Exercise instructions
Leave out the pictures and transcribe everything else exactly.
═══ Task data
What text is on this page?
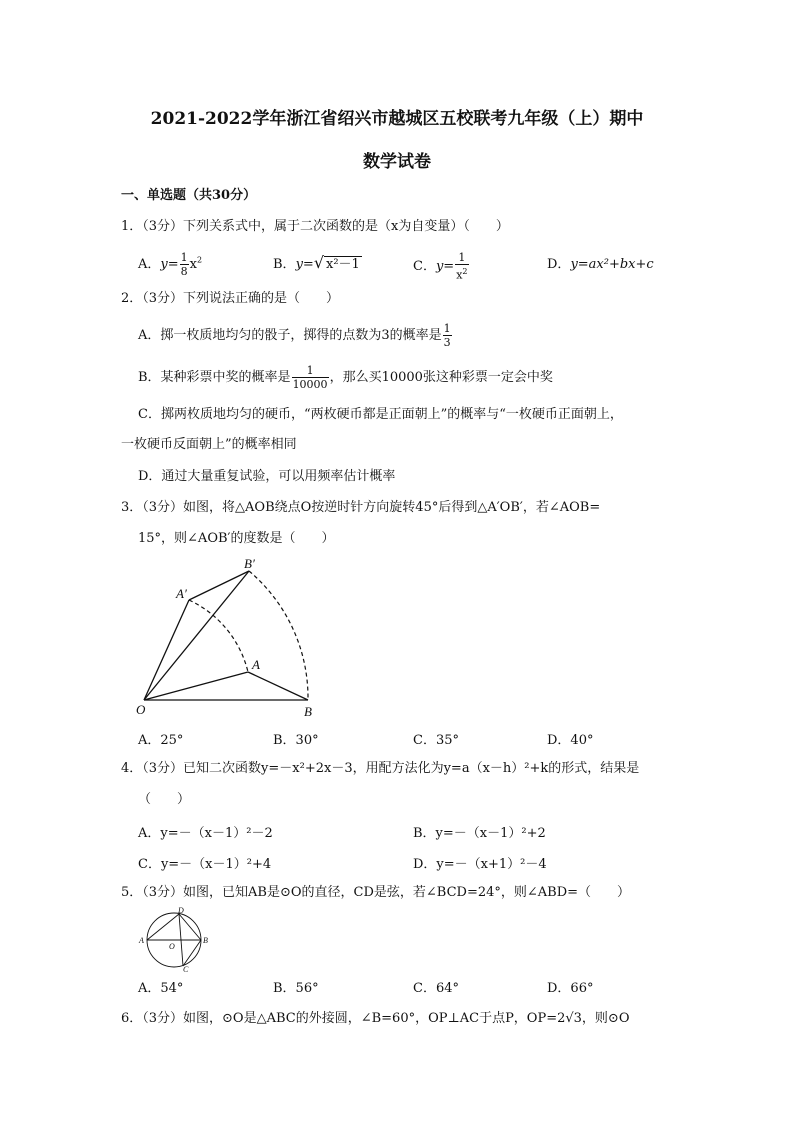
2021-2022学年浙江省绍兴市越城区五校联考九年级（上）期中
数学试卷
一、单选题（共30分）
1．（3分）下列关系式中，属于二次函数的是（x为自变量）（　　）
A．$y= \frac{1}{8} x^2$	B．y=√ x²－1	C．$y= \frac{1}{x^2}$	D．y=ax²+bx+c
2．（3分）下列说法正确的是（　　）
A．掷一枚质地均匀的骰子，掷得的点数为3的概率是 $\frac{1}{3}$
B．某种彩票中奖的概率是 $\frac{1}{10000}$ ，那么买10000张这种彩票一定会中奖
C．掷两枚质地均匀的硬币，“两枚硬币都是正面朝上”的概率与“一枚硬币正面朝上，
一枚硬币反面朝上”的概率相同
D．通过大量重复试验，可以用频率估计概率
3．（3分）如图，将△AOB绕点O按逆时针方向旋转45°后得到△A′OB′，若∠AOB=
15°，则∠AOB′的度数是（　　）
B′
A′
A
O	B
A．25°	B．30°	C．35°	D．40°
4．（3分）已知二次函数y=－x²+2x－3，用配方法化为y=a（x－h）²+k的形式，结果是
（　　）
A．y=－（x－1）²－2	B．y=－（x－1）²+2
C．y=－（x－1）²+4	D．y=－（x+1）²－4
5．（3分）如图，已知AB是⊙O的直径，CD是弦，若∠BCD=24°，则∠ABD=（　　）
D
A
O
B
C
A．54°	B．56°	C．64°	D．66°
6．（3分）如图，⊙O是△ABC的外接圆，∠B=60°，OP⊥AC于点P，OP=2√3，则⊙O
══════
Task result
What text is on this page?
2021-2022学年浙江省绍兴市越城区五校联考九年级（上）期中
数学试卷
一、单选题（共30分）
1．（3分）下列关系式中，属于二次函数的是（x为自变量）（　　）
A．$y= \frac{1}{8} x^2$	B．y=√ x²－1	C．$y= \frac{1}{x^2}$	D．y=ax²+bx+c
2．（3分）下列说法正确的是（　　）
A．掷一枚质地均匀的骰子，掷得的点数为3的概率是 $\frac{1}{3}$
B．某种彩票中奖的概率是 $\frac{1}{10000}$ ，那么买10000张这种彩票一定会中奖
C．掷两枚质地均匀的硬币，“两枚硬币都是正面朝上”的概率与“一枚硬币正面朝上，
一枚硬币反面朝上”的概率相同
D．通过大量重复试验，可以用频率估计概率
3．（3分）如图，将△AOB绕点O按逆时针方向旋转45°后得到△A′OB′，若∠AOB=
15°，则∠AOB′的度数是（　　）
B′
A′
A
O	B
A．25°	B．30°	C．35°	D．40°
4．（3分）已知二次函数y=－x²+2x－3，用配方法化为y=a（x－h）²+k的形式，结果是
（　　）
A．y=－（x－1）²－2	B．y=－（x－1）²+2
C．y=－（x－1）²+4	D．y=－（x+1）²－4
5．（3分）如图，已知AB是⊙O的直径，CD是弦，若∠BCD=24°，则∠ABD=（　　）
D
A
O
B
C
A．54°	B．56°	C．64°	D．66°
6．（3分）如图，⊙O是△ABC的外接圆，∠B=60°，OP⊥AC于点P，OP=2√3，则⊙O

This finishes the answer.